---------- Exercise material ----------

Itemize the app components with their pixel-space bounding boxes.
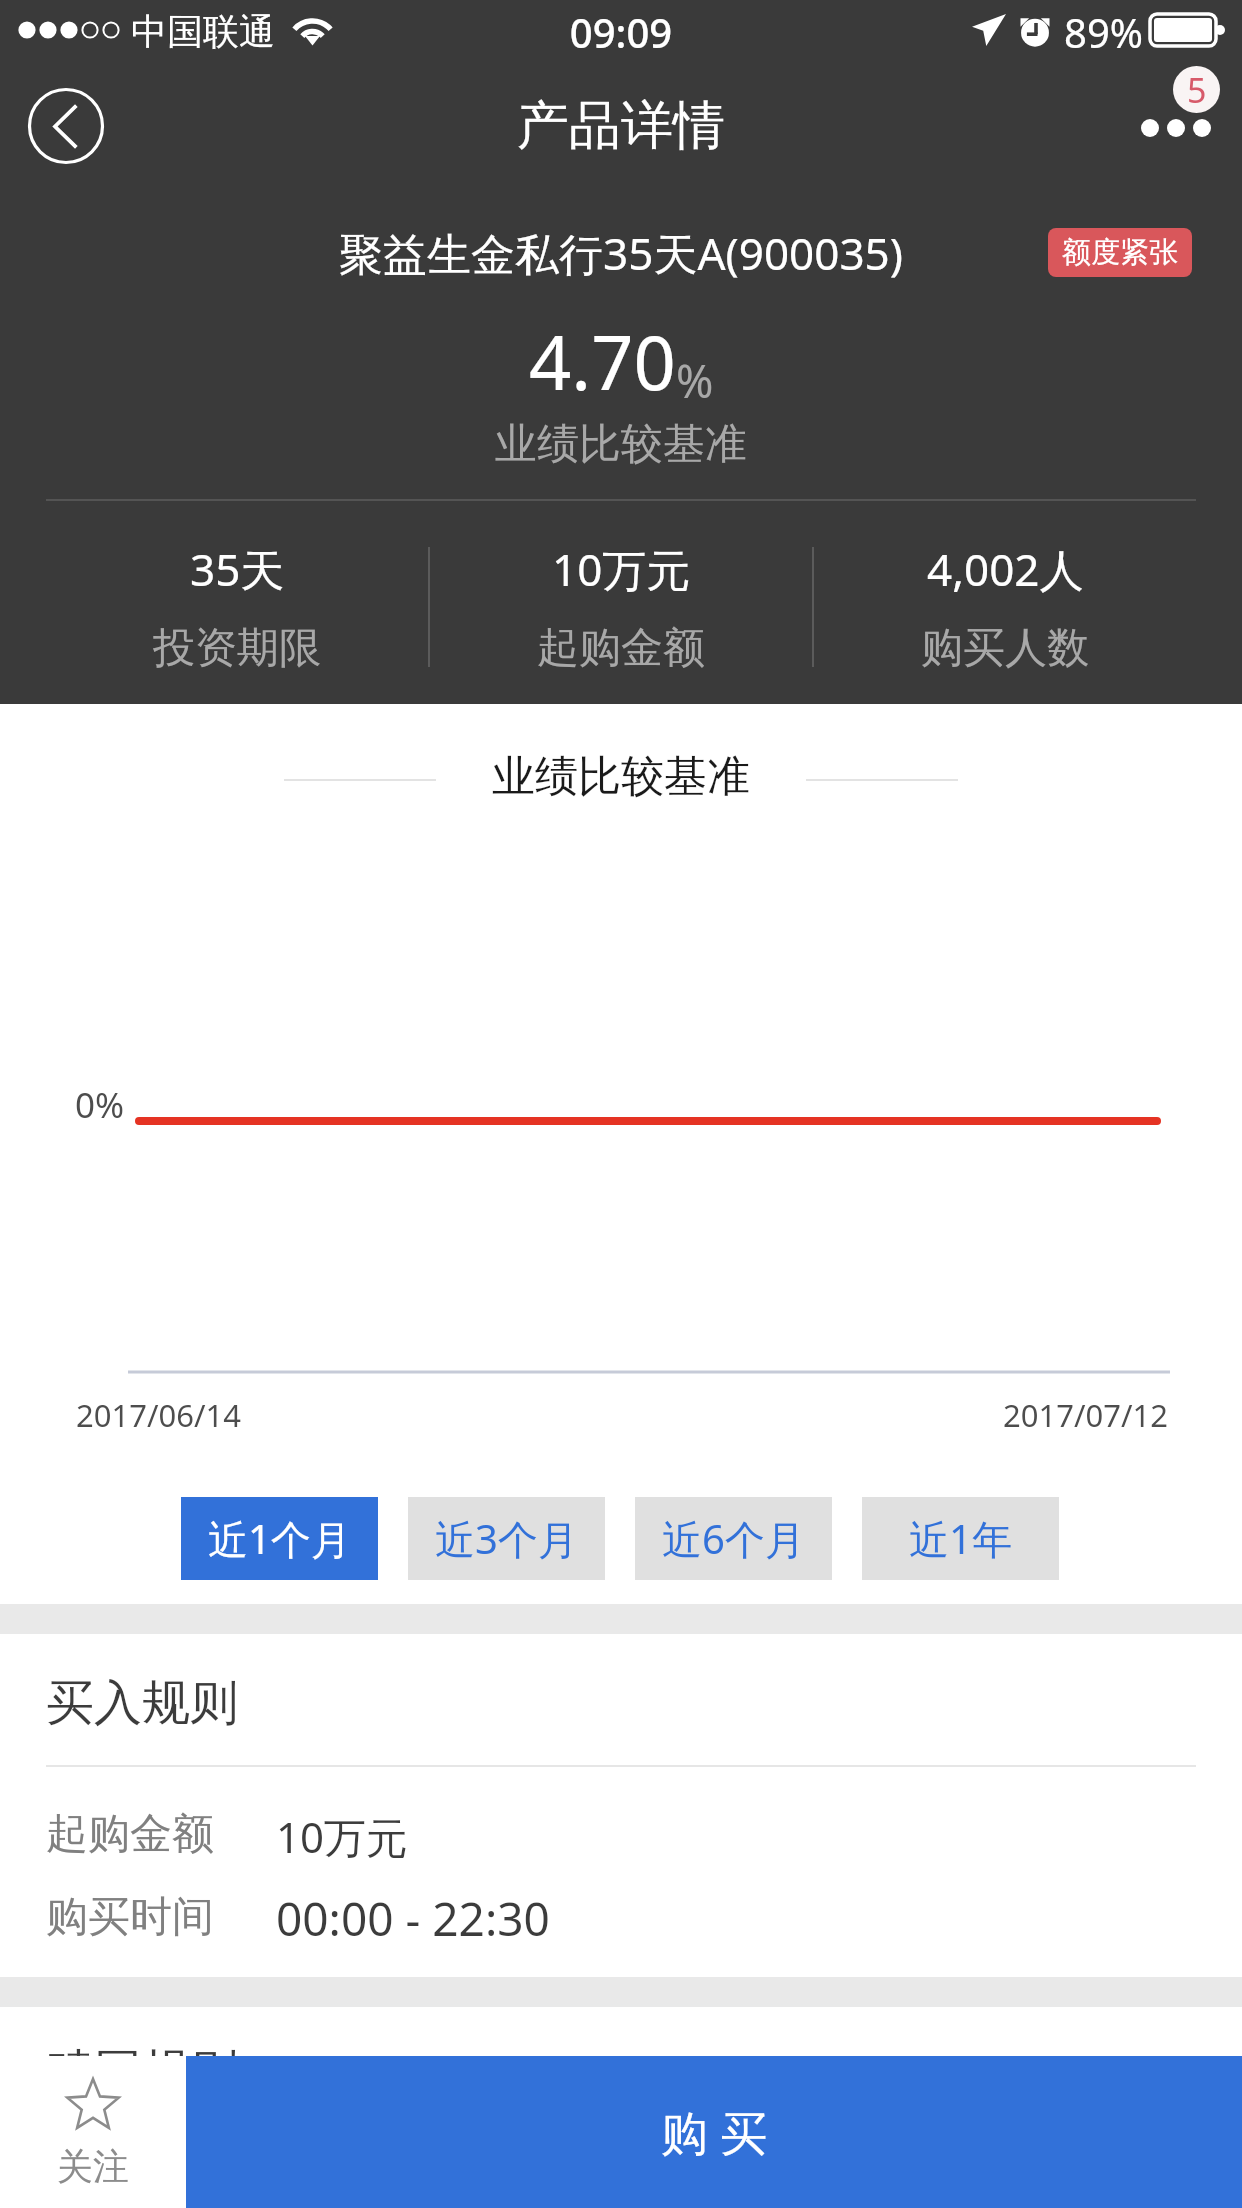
button[interactable]: Back	[20, 80, 112, 172]
button[interactable]: More options	[1122, 60, 1242, 190]
staticText: 4,002人	[927, 539, 1084, 599]
staticText: 近6个月	[662, 1511, 805, 1566]
staticText: 赎回规则	[46, 2042, 238, 2102]
staticText: 2017/07/12	[1003, 1394, 1168, 1436]
staticText: 10万元	[276, 1808, 409, 1865]
staticText: 关注	[0, 2144, 186, 2189]
staticText: 业绩比较基准	[0, 418, 1242, 471]
staticText: 购 买	[661, 2100, 768, 2164]
staticText: 00:00 - 22:30	[276, 1887, 550, 1950]
staticText: 近3个月	[435, 1511, 578, 1566]
staticText: 产品详情	[0, 93, 1242, 159]
staticText: 10万元	[552, 539, 691, 599]
button[interactable]: 关注	[0, 2056, 186, 2208]
staticText: 89%	[1064, 5, 1143, 59]
button[interactable]: 近6个月	[635, 1497, 832, 1580]
staticText: 额度紧张	[1062, 234, 1178, 271]
staticText: 近1年	[909, 1511, 1012, 1566]
staticText: %	[676, 350, 714, 411]
staticText: 中国联通	[131, 9, 275, 54]
staticText: 起购金额	[537, 622, 705, 675]
staticText: 35天	[190, 539, 285, 599]
staticText: 2017/06/14	[76, 1394, 241, 1436]
staticText: 投资期限	[153, 622, 321, 675]
staticText: 4.70	[529, 311, 676, 412]
staticText: 起购金额	[46, 1808, 214, 1861]
staticText: 购买时间	[46, 1891, 214, 1944]
staticText: 5	[1187, 67, 1207, 113]
button[interactable]: 近1年	[862, 1497, 1059, 1580]
staticText: 购买人数	[921, 622, 1089, 675]
staticText: 近1个月	[208, 1511, 351, 1566]
staticText: 09:09	[0, 5, 1242, 59]
staticText: 业绩比较基准	[492, 750, 750, 804]
button[interactable]: 近3个月	[408, 1497, 605, 1580]
staticText: 聚益生金私行35天A(900035)	[0, 223, 1242, 283]
button[interactable]: 购 买	[186, 2056, 1242, 2208]
button[interactable]: 近1个月	[181, 1497, 378, 1580]
staticText: 买入规则	[46, 1673, 238, 1733]
staticText: 0%	[75, 1081, 125, 1129]
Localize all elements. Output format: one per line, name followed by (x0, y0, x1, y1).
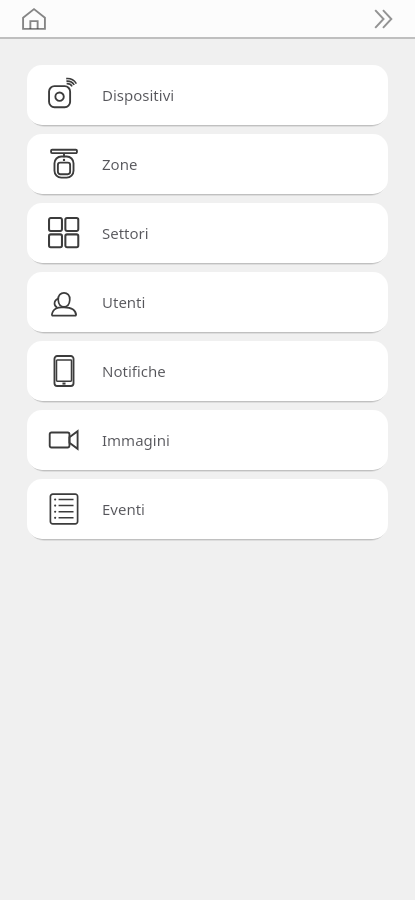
button[interactable]: Notifiche (27, 341, 388, 401)
button[interactable]: More (363, 0, 403, 37)
staticText: Utenti (102, 292, 146, 312)
button[interactable]: Home (14, 0, 54, 37)
staticText: Notifiche (102, 361, 166, 381)
staticText: Dispositivi (102, 85, 175, 105)
button[interactable]: Dispositivi (27, 65, 388, 125)
button[interactable]: Settori (27, 203, 388, 263)
staticText: Settori (102, 223, 149, 243)
button[interactable]: Zone (27, 134, 388, 194)
button[interactable]: Eventi (27, 479, 388, 539)
button[interactable]: Immagini (27, 410, 388, 470)
staticText: Immagini (102, 430, 170, 450)
staticText: Eventi (102, 499, 145, 519)
staticText: Zone (102, 154, 138, 174)
button[interactable]: Utenti (27, 272, 388, 332)
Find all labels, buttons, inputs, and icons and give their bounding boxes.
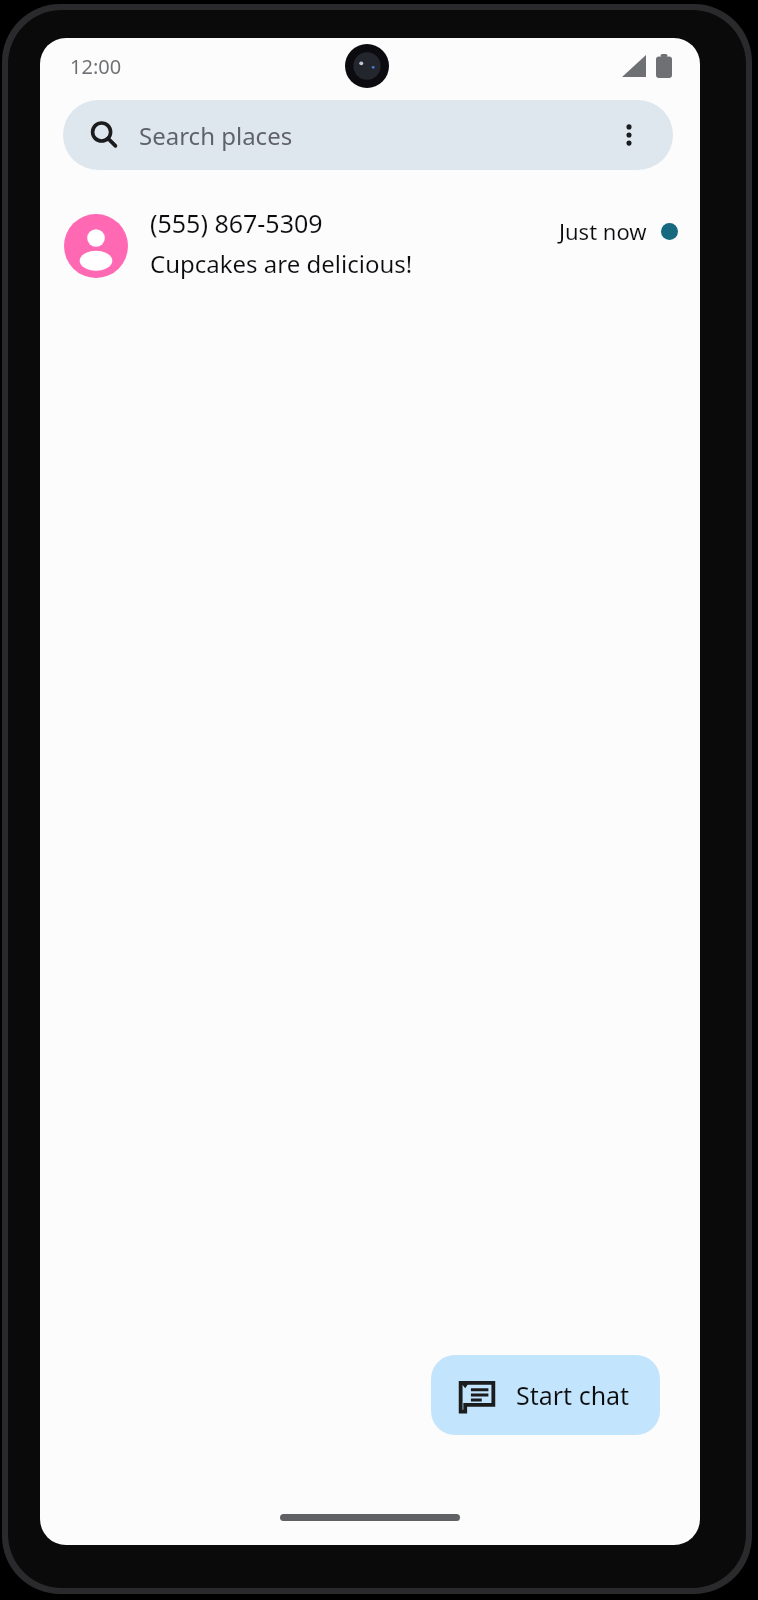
staticText: Search places bbox=[139, 119, 293, 152]
button[interactable]: (555) 867-5309 bbox=[40, 200, 700, 286]
button[interactable]: Search places bbox=[63, 100, 673, 170]
staticText: (555) 867-5309 bbox=[150, 206, 323, 240]
button[interactable]: Start chat bbox=[431, 1355, 660, 1435]
staticText: Cupcakes are delicious! bbox=[150, 247, 413, 280]
staticText: Start chat bbox=[516, 1378, 630, 1412]
staticText: Just now bbox=[559, 216, 647, 246]
staticText: 12:00 bbox=[70, 53, 122, 80]
button[interactable]: More options bbox=[607, 113, 651, 157]
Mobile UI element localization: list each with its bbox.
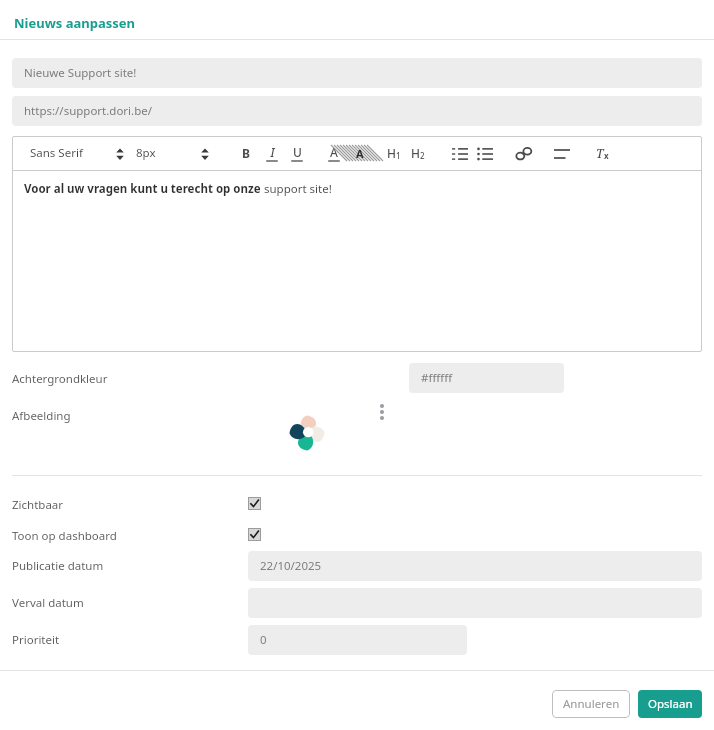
staticText: Nieuwe Support site! xyxy=(24,65,137,81)
button[interactable]: Kop 2 xyxy=(411,145,431,161)
staticText: 1 xyxy=(396,150,401,161)
staticText: A xyxy=(356,146,364,161)
staticText: B xyxy=(242,145,250,161)
button[interactable]: Kies xyxy=(200,147,210,161)
button[interactable]: Onderstrepen xyxy=(288,144,306,164)
staticText: H xyxy=(387,145,396,161)
button[interactable]: Nieuws aanpassen xyxy=(12,12,137,34)
button[interactable]: Opsommingslijst xyxy=(477,146,493,162)
staticText: Prioriteit xyxy=(12,632,60,648)
staticText: Nieuws aanpassen xyxy=(14,14,135,32)
button[interactable]: Genummerde lijst xyxy=(452,146,468,162)
staticText: Opslaan xyxy=(648,696,693,712)
staticText: 0 xyxy=(260,632,267,648)
button[interactable]: Kop 1 xyxy=(387,145,407,161)
staticText: Voor al uw vragen kunt u terecht op onze xyxy=(24,181,264,197)
staticText: T xyxy=(596,145,604,161)
button[interactable]: #ffffff xyxy=(409,363,564,393)
staticText: 2 xyxy=(420,150,425,161)
staticText: Annuleren xyxy=(563,696,620,712)
button[interactable]: Opmaak wissen xyxy=(592,144,612,162)
button[interactable]: Link invoegen xyxy=(516,146,532,162)
button[interactable]: Opslaan xyxy=(638,690,702,718)
staticText: 8px xyxy=(136,145,156,161)
button[interactable]: 8px xyxy=(136,145,156,161)
button[interactable]: 0 xyxy=(248,625,467,655)
staticText: I xyxy=(270,144,275,160)
staticText: Achtergrondkleur xyxy=(12,371,108,387)
staticText: Sans Serif xyxy=(30,145,83,161)
button[interactable]: Aangevinkt xyxy=(248,497,261,510)
staticText: Afbeelding xyxy=(12,408,71,424)
button[interactable]: Markeren xyxy=(351,143,369,163)
staticText: #ffffff xyxy=(421,370,453,386)
staticText: support site! xyxy=(264,181,332,197)
staticText: Publicatie datum xyxy=(12,558,104,574)
staticText: 22/10/2025 xyxy=(260,558,322,574)
staticText: Zichtbaar xyxy=(12,497,64,513)
staticText: A xyxy=(330,144,338,160)
button[interactable]: Sans Serif xyxy=(30,145,83,161)
button[interactable]: https://support.dori.be/ xyxy=(12,96,702,126)
staticText: Verval datum xyxy=(12,595,84,611)
button[interactable]: Meer opties xyxy=(370,400,394,424)
button[interactable]: Cursief xyxy=(263,144,281,164)
staticText: H xyxy=(411,145,420,161)
button[interactable]: Uitlijnen xyxy=(554,148,570,160)
staticText: Toon op dashboard xyxy=(12,528,117,544)
button[interactable]: Tekstkleur xyxy=(325,144,343,164)
staticText: x xyxy=(604,150,609,161)
button[interactable]: Aangevinkt xyxy=(248,528,261,541)
staticText: https://support.dori.be/ xyxy=(24,103,152,119)
button[interactable]: Kies xyxy=(115,147,125,161)
button[interactable]: Vet xyxy=(237,144,255,162)
staticText: U xyxy=(293,144,302,160)
button[interactable]: Nieuwe Support site! xyxy=(12,58,702,88)
button[interactable]: Annuleren xyxy=(552,690,630,718)
button[interactable]: 22/10/2025 xyxy=(248,551,702,581)
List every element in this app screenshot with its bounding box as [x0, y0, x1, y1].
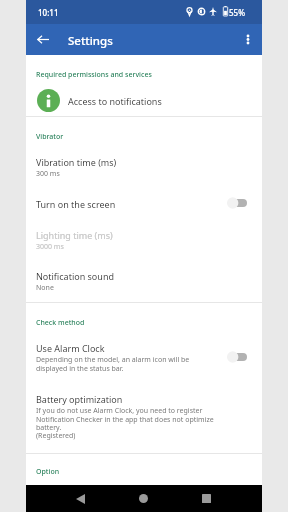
staticText: 10:11 [38, 7, 59, 18]
staticText: Lighting time (ms) [36, 229, 113, 241]
button[interactable]: Turn on the screen [26, 198, 262, 210]
button[interactable]: Home [123, 485, 164, 512]
staticText: Depending on the model, an alarm icon wi… [36, 355, 190, 373]
button[interactable]: Use Alarm Clock [26, 342, 262, 373]
button[interactable]: Notification sound [26, 270, 262, 293]
button[interactable]: Back [60, 485, 101, 512]
button[interactable]: More options [233, 24, 262, 55]
staticText: Required permissions and services [36, 70, 152, 80]
staticText: If you do not use Alarm Clock, you need … [36, 406, 214, 440]
staticText: Turn on the screen [36, 198, 116, 210]
staticText: Use Alarm Clock [36, 342, 105, 354]
staticText: Notification sound [36, 270, 114, 282]
staticText: Vibrator [36, 132, 64, 142]
button[interactable]: Navigate up [26, 24, 58, 55]
button[interactable]: Vibration time (ms) [26, 156, 262, 179]
staticText: None [36, 283, 54, 293]
button[interactable]: Toggle [227, 197, 247, 209]
staticText: 55% [229, 7, 245, 18]
button[interactable]: Lighting time (ms) [26, 229, 262, 252]
staticText: Settings [68, 33, 113, 49]
staticText: Battery optimization [36, 393, 123, 405]
staticText: Check method [36, 318, 85, 328]
staticText: Vibration time (ms) [36, 156, 117, 168]
staticText: Option [36, 467, 60, 477]
button[interactable]: Battery optimization [26, 393, 262, 440]
button[interactable]: Recent apps [186, 485, 227, 512]
button[interactable]: Access to notifications [26, 84, 262, 115]
button[interactable]: Toggle [227, 351, 247, 363]
staticText: 300 ms [36, 169, 60, 179]
staticText: 3000 ms [36, 242, 64, 252]
staticText: Access to notifications [68, 95, 162, 107]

----------

* [Task instructions] Count the lines of the items that contain the string "boxes", treating case as significant, and give only the number.

* [Answer to this task] 2